(Excerpted text):

What role should money and markets play in our society?
What's the difference between having a Market Economy and a Market Society?
Michael Sandel's answer: A Market Economy is 'a valuable and productive tool for organizing productive activity. A Market Society is a ... place where almost everything is up for sale, it's a way of life where market values seep into almost every domain of life.'
What do you think about living in a Market Society? What might be the benefits and what could be the drawbacks?
Before we look at some of the questions that Michael Sandel has framed, let's first consider these questions:
Is a bought friend the same thing as a friend made the normal way? Why would or wouldn't it work?
Is there anything you think money SHOULDN'T buy?
When people discover that money has bought something considered not socially acceptable to buy or sell, the value decreases. True or not? If so, why?

(Dataset content):
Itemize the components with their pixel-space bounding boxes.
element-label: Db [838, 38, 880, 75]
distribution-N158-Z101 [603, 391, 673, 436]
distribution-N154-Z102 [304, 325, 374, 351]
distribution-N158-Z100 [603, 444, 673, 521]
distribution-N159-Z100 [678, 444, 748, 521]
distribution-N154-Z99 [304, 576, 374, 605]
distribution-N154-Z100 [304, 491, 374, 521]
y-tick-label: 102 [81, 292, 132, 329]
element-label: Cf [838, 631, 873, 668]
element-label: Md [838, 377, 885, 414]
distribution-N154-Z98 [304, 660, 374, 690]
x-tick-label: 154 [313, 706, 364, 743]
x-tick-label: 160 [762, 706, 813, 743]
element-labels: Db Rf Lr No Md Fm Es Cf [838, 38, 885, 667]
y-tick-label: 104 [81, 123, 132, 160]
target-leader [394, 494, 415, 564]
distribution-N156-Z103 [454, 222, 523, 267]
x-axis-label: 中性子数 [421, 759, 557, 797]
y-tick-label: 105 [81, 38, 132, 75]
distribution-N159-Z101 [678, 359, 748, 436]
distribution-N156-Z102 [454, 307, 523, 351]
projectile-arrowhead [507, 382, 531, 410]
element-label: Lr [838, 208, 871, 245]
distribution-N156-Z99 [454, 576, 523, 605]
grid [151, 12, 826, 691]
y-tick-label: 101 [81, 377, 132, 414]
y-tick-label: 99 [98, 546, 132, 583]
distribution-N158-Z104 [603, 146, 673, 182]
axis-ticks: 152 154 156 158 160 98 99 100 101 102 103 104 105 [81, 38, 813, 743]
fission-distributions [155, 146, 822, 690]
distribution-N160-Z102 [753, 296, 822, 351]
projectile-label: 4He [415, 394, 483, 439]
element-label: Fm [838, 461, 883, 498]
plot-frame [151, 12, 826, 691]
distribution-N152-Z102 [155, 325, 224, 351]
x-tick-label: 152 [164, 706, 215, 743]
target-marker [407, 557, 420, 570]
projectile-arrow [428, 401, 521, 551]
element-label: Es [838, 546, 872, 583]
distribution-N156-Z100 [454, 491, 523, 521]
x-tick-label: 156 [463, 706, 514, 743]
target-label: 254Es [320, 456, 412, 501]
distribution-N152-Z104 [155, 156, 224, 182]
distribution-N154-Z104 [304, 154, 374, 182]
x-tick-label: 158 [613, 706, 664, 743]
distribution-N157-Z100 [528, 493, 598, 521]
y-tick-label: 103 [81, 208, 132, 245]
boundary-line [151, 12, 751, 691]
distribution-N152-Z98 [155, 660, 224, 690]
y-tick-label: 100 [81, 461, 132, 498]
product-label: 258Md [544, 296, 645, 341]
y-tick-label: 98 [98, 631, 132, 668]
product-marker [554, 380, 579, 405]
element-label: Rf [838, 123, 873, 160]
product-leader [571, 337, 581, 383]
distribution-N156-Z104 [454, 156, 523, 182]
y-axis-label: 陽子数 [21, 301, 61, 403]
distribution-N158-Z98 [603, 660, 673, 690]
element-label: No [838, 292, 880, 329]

(Tasks for this exercise):
1. Update the passage on money and markets by restating it between "Before we look" and "wouldn't it work?", inclusive, with "bought friend" swapped for "purchased friend".
2. Continue the passage on money and markets from its final sentence.

(Results in order):
1.
Before we look at some of the questions that Michael Sandel has framed, let's first consider these questions:
Is a purchased friend the same thing as a friend made the normal way? Why would or wouldn't it work?

2.
Here are a bunch of real world examples of deals offered to people. Would you take any of these deals? Are there any that offend you morally? Which ones would you like to talk about?
• Kindle home-page ads: Buy a kindle for 70USD, or buy it for 30USD in exchange for having ads show up on the home page everytime you opened it.
• Serve as a human guinea pig in a drug-safety trial for a pharmaceutical company: $7,500. The pay can be higher or lower, depending on the invasiveness of the procedure used to test the drug’s effect and the discomfort involved.
• Fight in Somalia or Afghanistan for a private military contractor: up to $1,000 a day. The pay varies according to qualifications, experience, and nationality.
• The services of an Indian surrogate mother: $8,000. Western couples seeking surrogates increasingly outsource the job to India, and the price is less than one-third the going rate in the United States.
• The right to shoot an endangered black rhino: $250,000. South Africa has begun letting some ranchers sell hunters the right to kill a limited number of rhinos, to give the ranchers an incentive to raise and protect the endangered species.
• Your doctor’s cellphone number: $1,500 and up per year. A growing number of “concierge” doctors offer cellphone access and same-day appointments for patients willing to pay annual fees ranging from $1,500 to $25,000.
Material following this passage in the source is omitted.